--- BEGIN GIVEN DATA ---

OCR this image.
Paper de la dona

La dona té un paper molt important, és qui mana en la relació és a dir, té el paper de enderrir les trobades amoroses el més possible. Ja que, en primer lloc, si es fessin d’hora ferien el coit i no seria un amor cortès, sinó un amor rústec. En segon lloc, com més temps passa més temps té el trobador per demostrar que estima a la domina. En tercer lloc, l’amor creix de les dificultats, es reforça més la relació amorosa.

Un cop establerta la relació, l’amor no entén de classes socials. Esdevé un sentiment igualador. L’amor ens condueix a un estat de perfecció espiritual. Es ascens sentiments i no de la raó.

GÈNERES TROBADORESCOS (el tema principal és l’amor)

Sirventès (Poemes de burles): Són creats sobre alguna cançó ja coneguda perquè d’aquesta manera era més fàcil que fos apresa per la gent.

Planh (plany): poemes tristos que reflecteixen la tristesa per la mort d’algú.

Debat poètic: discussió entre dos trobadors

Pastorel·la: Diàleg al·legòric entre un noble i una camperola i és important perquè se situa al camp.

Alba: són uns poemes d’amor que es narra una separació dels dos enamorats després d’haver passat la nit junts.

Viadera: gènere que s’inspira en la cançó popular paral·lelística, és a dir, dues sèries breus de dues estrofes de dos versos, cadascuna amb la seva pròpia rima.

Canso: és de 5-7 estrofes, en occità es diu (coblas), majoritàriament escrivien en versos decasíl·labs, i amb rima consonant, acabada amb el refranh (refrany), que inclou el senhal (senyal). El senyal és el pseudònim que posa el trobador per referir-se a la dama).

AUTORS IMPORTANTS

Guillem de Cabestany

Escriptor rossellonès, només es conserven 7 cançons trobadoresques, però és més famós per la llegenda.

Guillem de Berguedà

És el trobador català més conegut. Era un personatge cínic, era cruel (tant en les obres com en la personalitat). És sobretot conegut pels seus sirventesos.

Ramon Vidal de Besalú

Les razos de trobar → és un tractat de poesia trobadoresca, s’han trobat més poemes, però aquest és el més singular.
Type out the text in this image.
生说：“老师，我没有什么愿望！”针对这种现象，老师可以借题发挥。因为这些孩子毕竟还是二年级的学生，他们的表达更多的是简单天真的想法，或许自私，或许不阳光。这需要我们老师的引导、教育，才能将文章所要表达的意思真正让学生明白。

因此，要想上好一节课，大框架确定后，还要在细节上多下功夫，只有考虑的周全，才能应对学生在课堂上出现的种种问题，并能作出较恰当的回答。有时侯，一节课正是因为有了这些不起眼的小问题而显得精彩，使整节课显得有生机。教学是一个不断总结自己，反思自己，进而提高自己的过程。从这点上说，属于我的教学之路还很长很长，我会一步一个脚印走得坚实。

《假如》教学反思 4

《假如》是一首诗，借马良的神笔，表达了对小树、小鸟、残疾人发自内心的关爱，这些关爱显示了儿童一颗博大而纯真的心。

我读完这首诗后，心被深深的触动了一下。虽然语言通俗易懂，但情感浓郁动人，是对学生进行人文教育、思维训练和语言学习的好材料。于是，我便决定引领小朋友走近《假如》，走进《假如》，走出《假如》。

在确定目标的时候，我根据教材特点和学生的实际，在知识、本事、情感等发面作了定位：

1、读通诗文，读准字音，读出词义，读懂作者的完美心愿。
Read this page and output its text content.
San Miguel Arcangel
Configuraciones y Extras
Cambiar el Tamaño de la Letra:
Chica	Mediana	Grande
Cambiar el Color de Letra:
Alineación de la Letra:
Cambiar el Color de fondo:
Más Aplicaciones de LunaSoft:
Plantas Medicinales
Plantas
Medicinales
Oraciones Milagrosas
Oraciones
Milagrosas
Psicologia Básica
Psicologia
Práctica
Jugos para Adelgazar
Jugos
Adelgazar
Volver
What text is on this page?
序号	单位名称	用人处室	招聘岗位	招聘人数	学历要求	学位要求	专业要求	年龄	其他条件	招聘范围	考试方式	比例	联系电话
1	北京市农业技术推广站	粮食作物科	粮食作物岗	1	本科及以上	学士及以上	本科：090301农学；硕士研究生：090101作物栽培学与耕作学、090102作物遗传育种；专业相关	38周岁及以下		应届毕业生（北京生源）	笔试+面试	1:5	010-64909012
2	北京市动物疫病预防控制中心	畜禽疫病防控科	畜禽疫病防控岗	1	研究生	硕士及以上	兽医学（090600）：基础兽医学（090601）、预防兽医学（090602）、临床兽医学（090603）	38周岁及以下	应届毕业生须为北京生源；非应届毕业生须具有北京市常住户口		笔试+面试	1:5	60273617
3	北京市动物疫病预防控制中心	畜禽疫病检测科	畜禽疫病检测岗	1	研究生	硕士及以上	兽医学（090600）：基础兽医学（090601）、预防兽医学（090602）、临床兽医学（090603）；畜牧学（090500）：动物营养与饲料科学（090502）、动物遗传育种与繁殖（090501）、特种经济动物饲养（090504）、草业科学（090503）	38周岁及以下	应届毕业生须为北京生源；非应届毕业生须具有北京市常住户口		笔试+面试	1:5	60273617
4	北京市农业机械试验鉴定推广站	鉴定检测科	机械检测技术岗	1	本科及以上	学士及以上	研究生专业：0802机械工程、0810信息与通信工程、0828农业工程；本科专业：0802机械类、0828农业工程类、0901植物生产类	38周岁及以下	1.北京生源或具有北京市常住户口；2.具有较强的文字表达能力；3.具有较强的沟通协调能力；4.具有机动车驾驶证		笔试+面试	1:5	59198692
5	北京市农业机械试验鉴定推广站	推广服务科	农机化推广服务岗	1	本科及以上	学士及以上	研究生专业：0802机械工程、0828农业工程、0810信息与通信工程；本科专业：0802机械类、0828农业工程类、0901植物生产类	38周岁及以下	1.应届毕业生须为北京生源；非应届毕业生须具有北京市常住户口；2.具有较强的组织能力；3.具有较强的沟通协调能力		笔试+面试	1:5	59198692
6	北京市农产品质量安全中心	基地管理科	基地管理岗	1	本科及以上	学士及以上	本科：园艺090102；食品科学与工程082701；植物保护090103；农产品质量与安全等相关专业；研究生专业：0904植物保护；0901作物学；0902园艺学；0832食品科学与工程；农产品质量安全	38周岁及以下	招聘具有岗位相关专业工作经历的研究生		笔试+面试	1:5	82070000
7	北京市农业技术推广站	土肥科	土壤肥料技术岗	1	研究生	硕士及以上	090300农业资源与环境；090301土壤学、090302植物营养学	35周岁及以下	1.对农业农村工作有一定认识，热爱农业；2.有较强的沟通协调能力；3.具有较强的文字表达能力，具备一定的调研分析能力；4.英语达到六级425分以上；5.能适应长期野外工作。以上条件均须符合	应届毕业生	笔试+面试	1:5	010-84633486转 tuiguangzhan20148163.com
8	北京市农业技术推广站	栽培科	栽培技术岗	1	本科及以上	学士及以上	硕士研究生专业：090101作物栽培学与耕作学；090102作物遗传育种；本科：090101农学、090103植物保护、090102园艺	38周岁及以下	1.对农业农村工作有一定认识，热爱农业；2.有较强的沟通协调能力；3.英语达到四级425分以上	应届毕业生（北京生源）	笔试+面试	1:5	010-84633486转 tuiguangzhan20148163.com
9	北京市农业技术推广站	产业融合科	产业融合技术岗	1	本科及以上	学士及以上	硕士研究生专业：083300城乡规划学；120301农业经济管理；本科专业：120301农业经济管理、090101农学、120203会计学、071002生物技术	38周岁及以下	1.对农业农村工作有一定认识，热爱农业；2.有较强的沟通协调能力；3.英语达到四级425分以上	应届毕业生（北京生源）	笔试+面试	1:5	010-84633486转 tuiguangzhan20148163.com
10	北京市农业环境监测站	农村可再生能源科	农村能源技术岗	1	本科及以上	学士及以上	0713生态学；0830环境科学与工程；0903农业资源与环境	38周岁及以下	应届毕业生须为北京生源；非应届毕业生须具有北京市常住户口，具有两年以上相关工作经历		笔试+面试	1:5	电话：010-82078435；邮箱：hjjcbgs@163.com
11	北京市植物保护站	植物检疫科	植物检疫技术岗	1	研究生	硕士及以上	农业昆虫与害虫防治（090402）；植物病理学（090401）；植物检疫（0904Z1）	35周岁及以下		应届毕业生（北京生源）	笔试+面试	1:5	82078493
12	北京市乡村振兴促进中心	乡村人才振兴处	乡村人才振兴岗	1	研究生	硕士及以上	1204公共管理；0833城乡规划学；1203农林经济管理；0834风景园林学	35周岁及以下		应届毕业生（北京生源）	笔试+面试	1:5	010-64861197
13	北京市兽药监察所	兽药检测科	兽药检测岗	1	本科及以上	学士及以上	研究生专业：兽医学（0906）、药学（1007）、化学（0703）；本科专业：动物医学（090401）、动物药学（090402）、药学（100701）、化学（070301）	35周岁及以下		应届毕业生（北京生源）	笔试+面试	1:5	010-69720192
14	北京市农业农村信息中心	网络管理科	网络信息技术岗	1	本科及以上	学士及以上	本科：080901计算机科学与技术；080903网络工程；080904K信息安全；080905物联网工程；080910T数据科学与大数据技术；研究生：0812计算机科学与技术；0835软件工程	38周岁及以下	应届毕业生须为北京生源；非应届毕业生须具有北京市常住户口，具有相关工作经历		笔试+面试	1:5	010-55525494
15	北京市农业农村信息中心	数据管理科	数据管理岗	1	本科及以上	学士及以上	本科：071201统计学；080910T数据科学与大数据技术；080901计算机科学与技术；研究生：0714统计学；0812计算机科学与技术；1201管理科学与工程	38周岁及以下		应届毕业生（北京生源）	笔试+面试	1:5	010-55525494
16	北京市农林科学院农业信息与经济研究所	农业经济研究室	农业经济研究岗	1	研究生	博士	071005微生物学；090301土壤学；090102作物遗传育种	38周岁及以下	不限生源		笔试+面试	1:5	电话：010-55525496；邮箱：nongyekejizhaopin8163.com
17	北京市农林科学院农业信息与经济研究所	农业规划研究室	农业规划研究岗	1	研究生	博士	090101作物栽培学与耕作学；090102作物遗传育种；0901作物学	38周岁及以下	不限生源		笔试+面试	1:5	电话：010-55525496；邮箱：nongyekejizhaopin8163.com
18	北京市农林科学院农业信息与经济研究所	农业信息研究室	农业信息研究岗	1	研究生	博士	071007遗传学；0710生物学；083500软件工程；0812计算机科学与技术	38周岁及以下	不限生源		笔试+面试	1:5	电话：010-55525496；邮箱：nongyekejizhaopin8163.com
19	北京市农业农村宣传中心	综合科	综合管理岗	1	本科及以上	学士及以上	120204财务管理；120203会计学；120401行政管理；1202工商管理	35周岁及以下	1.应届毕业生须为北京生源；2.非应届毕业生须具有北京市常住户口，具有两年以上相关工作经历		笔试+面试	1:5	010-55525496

--- END GIVEN DATA ---

- **GIVEN INSTRUCTION**:
Give only the count of lines in which the string "北京市农业机械试验鉴定推广站" appears.

- **COMPLETE RESPONSE**:
2